#### Records for the exercise

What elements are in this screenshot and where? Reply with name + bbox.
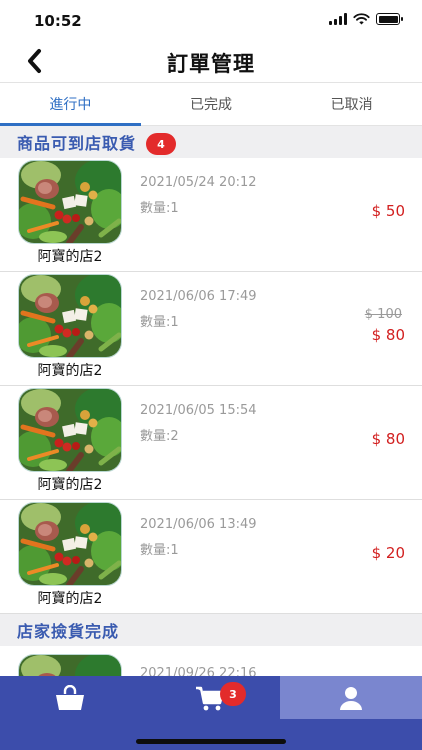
order-item[interactable]: 2021/09/26 22:16 (0, 646, 422, 676)
shop-name: 阿寶的店2 (37, 249, 103, 265)
tab-in-progress[interactable]: 進行中 (0, 83, 141, 126)
original-price: $ 100 (364, 307, 402, 322)
order-quantity: 數量:1 (140, 315, 179, 330)
wifi-icon (353, 13, 370, 25)
order-list[interactable]: 商品可到店取貨 4 阿寶的店2 2021/05/24 20:12 數量:1 $ … (0, 126, 422, 676)
section-header-ready-for-pickup: 商品可到店取貨 4 (0, 126, 422, 158)
product-thumbnail (18, 502, 122, 586)
tab-completed[interactable]: 已完成 (141, 83, 282, 125)
order-date: 2021/06/06 13:49 (140, 517, 257, 532)
order-price: $ 50 (371, 202, 405, 220)
shop-name: 阿寶的店2 (37, 591, 103, 607)
order-date: 2021/09/26 22:16 (140, 666, 257, 676)
tab-bar: 進行中 已完成 已取消 (0, 82, 422, 126)
order-item[interactable]: 阿寶的店2 2021/06/05 15:54 數量:2 $ 80 (0, 386, 422, 500)
status-bar: 10:52 (0, 0, 422, 40)
order-price: $ 20 (371, 544, 405, 562)
order-quantity: 數量:2 (140, 429, 179, 444)
shopping-bag-icon (56, 684, 84, 710)
product-thumbnail (18, 388, 122, 472)
status-icons (329, 13, 403, 25)
product-thumbnail (18, 274, 122, 358)
user-icon (340, 686, 362, 710)
order-price: $ 80 (371, 326, 405, 344)
cart-count-badge: 3 (220, 682, 246, 706)
order-item[interactable]: 阿寶的店2 2021/06/06 13:49 數量:1 $ 20 (0, 500, 422, 614)
signal-icon (329, 13, 347, 25)
home-indicator (136, 739, 286, 744)
section-title: 店家撿貨完成 (17, 622, 120, 641)
product-thumbnail (18, 160, 122, 244)
shop-name: 阿寶的店2 (37, 477, 103, 493)
order-price: $ 80 (371, 430, 405, 448)
tab-cancelled[interactable]: 已取消 (281, 83, 422, 125)
section-title: 商品可到店取貨 (17, 134, 137, 153)
section-header-picking-complete: 店家撿貨完成 (0, 614, 422, 646)
order-date: 2021/06/06 17:49 (140, 289, 257, 304)
battery-icon (376, 13, 403, 25)
order-date: 2021/06/05 15:54 (140, 403, 257, 418)
order-quantity: 數量:1 (140, 543, 179, 558)
nav-shop[interactable] (0, 676, 140, 719)
nav-profile[interactable] (280, 676, 422, 719)
nav-cart[interactable]: 3 (140, 676, 280, 719)
order-quantity: 數量:1 (140, 201, 179, 216)
header: 訂單管理 (0, 40, 422, 82)
section-count-badge: 4 (146, 133, 176, 155)
order-date: 2021/05/24 20:12 (140, 175, 257, 190)
product-thumbnail (18, 654, 122, 676)
order-item[interactable]: 阿寶的店2 2021/05/24 20:12 數量:1 $ 50 (0, 158, 422, 272)
status-time: 10:52 (34, 12, 82, 30)
page-title: 訂單管理 (167, 52, 255, 76)
shop-name: 阿寶的店2 (37, 363, 103, 379)
order-item[interactable]: 阿寶的店2 2021/06/06 17:49 數量:1 $ 100 $ 80 (0, 272, 422, 386)
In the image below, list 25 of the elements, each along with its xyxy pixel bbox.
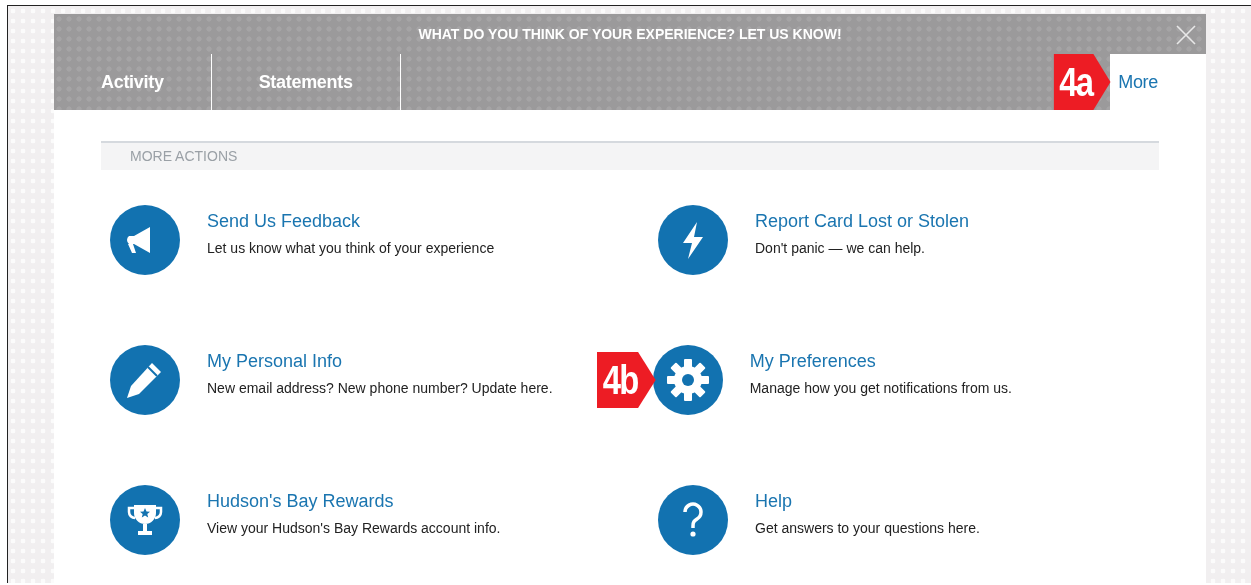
action-link[interactable]: My Preferences (749, 348, 1012, 375)
action-link[interactable]: My Personal Info (207, 348, 553, 375)
lightning-bolt-icon[interactable] (658, 205, 728, 275)
callout-badge: 4b (596, 352, 656, 408)
action-description: Get answers to your questions here. (755, 519, 980, 538)
action-description: Manage how you get notifications from us. (749, 379, 1012, 398)
action-description: Don't panic — we can help. (755, 239, 926, 258)
tab[interactable]: More (1110, 54, 1206, 110)
action-link[interactable]: Report Card Lost or Stolen (755, 208, 970, 235)
section-title: MORE ACTIONS (129, 148, 238, 164)
tab[interactable]: Statements (211, 54, 401, 110)
action-description: New email address? New phone number? Update here. (207, 379, 553, 398)
action-link[interactable]: Help (755, 488, 980, 515)
action-description: View your Hudson's Bay Rewards account info. (207, 519, 501, 538)
gear-icon[interactable] (652, 345, 723, 415)
tab[interactable]: Activity (54, 54, 212, 110)
trophy-icon[interactable] (110, 485, 180, 555)
megaphone-icon[interactable] (110, 205, 180, 275)
callout-badge: 4a (1053, 54, 1111, 110)
action-link[interactable]: Send Us Feedback (207, 208, 495, 235)
action-link[interactable]: Hudson's Bay Rewards (207, 488, 501, 515)
pencil-icon[interactable] (110, 345, 180, 415)
help-icon[interactable] (658, 485, 728, 555)
banner-text: WHAT DO YOU THINK OF YOUR EXPERIENCE? LET US KNOW! (417, 26, 842, 42)
action-description: Let us know what you think of your experience (207, 239, 495, 258)
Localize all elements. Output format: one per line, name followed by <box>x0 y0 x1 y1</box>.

########

Can you convert all the data above into a JSON list of strings, with one string for each line, skipping blank lines and leaving the pictures out?

Task answer:
[
  "What elements are in this screenshot and where? Reply with name + bbox.",
  "order-item[interactable]: 2021/09/26 22:16 (0, 646, 422, 676)",
  "shop-name: 阿寶的店2 (37, 249, 103, 265)",
  "tab-in-progress[interactable]: 進行中 (0, 83, 141, 126)",
  "original-price: $ 100 (364, 307, 402, 322)",
  "order-quantity: 數量:1 (140, 315, 179, 330)",
  "wifi-icon (353, 13, 370, 25)",
  "order-list[interactable]: 商品可到店取貨 4 阿寶的店2 2021/05/24 20:12 數量:1 $ … (0, 126, 422, 676)",
  "section-header-ready-for-pickup: 商品可到店取貨 4 (0, 126, 422, 158)",
  "product-thumbnail (18, 502, 122, 586)",
  "tab-completed[interactable]: 已完成 (141, 83, 282, 125)",
  "order-date: 2021/06/06 13:49 (140, 517, 257, 532)",
  "order-price: $ 50 (371, 202, 405, 220)",
  "shop-name: 阿寶的店2 (37, 591, 103, 607)",
  "order-date: 2021/09/26 22:16 (140, 666, 257, 676)",
  "tab-bar: 進行中 已完成 已取消 (0, 82, 422, 126)",
  "order-item[interactable]: 阿寶的店2 2021/06/05 15:54 數量:2 $ 80 (0, 386, 422, 500)",
  "status-bar: 10:52 (0, 0, 422, 40)",
  "order-price: $ 20 (371, 544, 405, 562)",
  "order-quantity: 數量:2 (140, 429, 179, 444)",
  "shopping-bag-icon (56, 684, 84, 710)",
  "product-thumbnail (18, 388, 122, 472)",
  "status-icons (329, 13, 403, 25)",
  "product-thumbnail (18, 274, 122, 358)",
  "user-icon (340, 686, 362, 710)",
  "order-price: $ 80 (371, 326, 405, 344)",
  "cart-count-badge: 3 (220, 682, 246, 706)",
  "order-item[interactable]: 阿寶的店2 2021/06/06 13:49 數量:1 $ 20 (0, 500, 422, 614)",
  "signal-icon (329, 13, 347, 25)",
  "home-indicator (136, 739, 286, 744)",
  "section-title: 店家撿貨完成 (17, 622, 120, 641)",
  "product-thumbnail (18, 160, 122, 244)",
  "shop-name: 阿寶的店2 (37, 477, 103, 493)",
  "order-price: $ 80 (371, 430, 405, 448)",
  "tab-cancelled[interactable]: 已取消 (281, 83, 422, 125)",
  "section-title: 商品可到店取貨 (17, 134, 137, 153)",
  "section-header-picking-complete: 店家撿貨完成 (0, 614, 422, 646)",
  "order-date: 2021/06/06 17:49 (140, 289, 257, 304)",
  "battery-icon (376, 13, 403, 25)",
  "order-date: 2021/06/05 15:54 (140, 403, 257, 418)",
  "order-quantity: 數量:1 (140, 543, 179, 558)",
  "nav-shop[interactable] (0, 676, 140, 719)",
  "nav-profile[interactable] (280, 676, 422, 719)",
  "nav-cart[interactable]: 3 (140, 676, 280, 719)",
  "order-quantity: 數量:1 (140, 201, 179, 216)",
  "header: 訂單管理 (0, 40, 422, 82)",
  "section-count-badge: 4 (146, 133, 176, 155)",
  "order-date: 2021/05/24 20:12 (140, 175, 257, 190)",
  "product-thumbnail (18, 654, 122, 676)",
  "order-item[interactable]: 阿寶的店2 2021/05/24 20:12 數量:1 $ 50 (0, 158, 422, 272)",
  "status-time: 10:52 (34, 12, 82, 30)",
  "page-title: 訂單管理 (167, 52, 255, 76)",
  "shop-name: 阿寶的店2 (37, 363, 103, 379)",
  "order-item[interactable]: 阿寶的店2 2021/06/06 17:49 數量:1 $ 100 $ 80 (0, 272, 422, 386)",
  "In the image below, list 25 of the elements, each along with its xyxy pixel bbox.",
  "action-link[interactable]: My Preferences (749, 348, 1012, 375)",
  "action-link[interactable]: My Personal Info (207, 348, 553, 375)",
  "lightning-bolt-icon[interactable] (658, 205, 728, 275)",
  "callout-badge: 4b (596, 352, 656, 408)",
  "action-description: Get answers to your questions here. (755, 519, 980, 538)",
  "action-description: Manage how you get notifications from us. (749, 379, 1012, 398)",
  "action-description: Don't panic — we can help. (755, 239, 926, 258)",
  "tab[interactable]: More (1110, 54, 1206, 110)",
  "action-link[interactable]: Report Card Lost or Stolen (755, 208, 970, 235)",
  "section-title: MORE ACTIONS (129, 148, 238, 164)",
  "tab[interactable]: Statements (211, 54, 401, 110)",
  "action-description: New email address? New phone number? Update here. (207, 379, 553, 398)",
  "action-link[interactable]: Help (755, 488, 980, 515)",
  "action-description: View your Hudson's Bay Rewards account info. (207, 519, 501, 538)",
  "gear-icon[interactable] (652, 345, 723, 415)",
  "tab[interactable]: Activity (54, 54, 212, 110)",
  "trophy-icon[interactable] (110, 485, 180, 555)",
  "megaphone-icon[interactable] (110, 205, 180, 275)",
  "callout-badge: 4a (1053, 54, 1111, 110)",
  "action-link[interactable]: Send Us Feedback (207, 208, 495, 235)",
  "action-link[interactable]: Hudson's Bay Rewards (207, 488, 501, 515)",
  "pencil-icon[interactable] (110, 345, 180, 415)",
  "help-icon[interactable] (658, 485, 728, 555)",
  "banner-text: WHAT DO YOU THINK OF YOUR EXPERIENCE? LET US KNOW! (417, 26, 842, 42)",
  "action-description: Let us know what you think of your experience (207, 239, 495, 258)",
  "Localize all elements. Output format: one per line, name followed by <box>x0 y0 x1 y1</box>."
]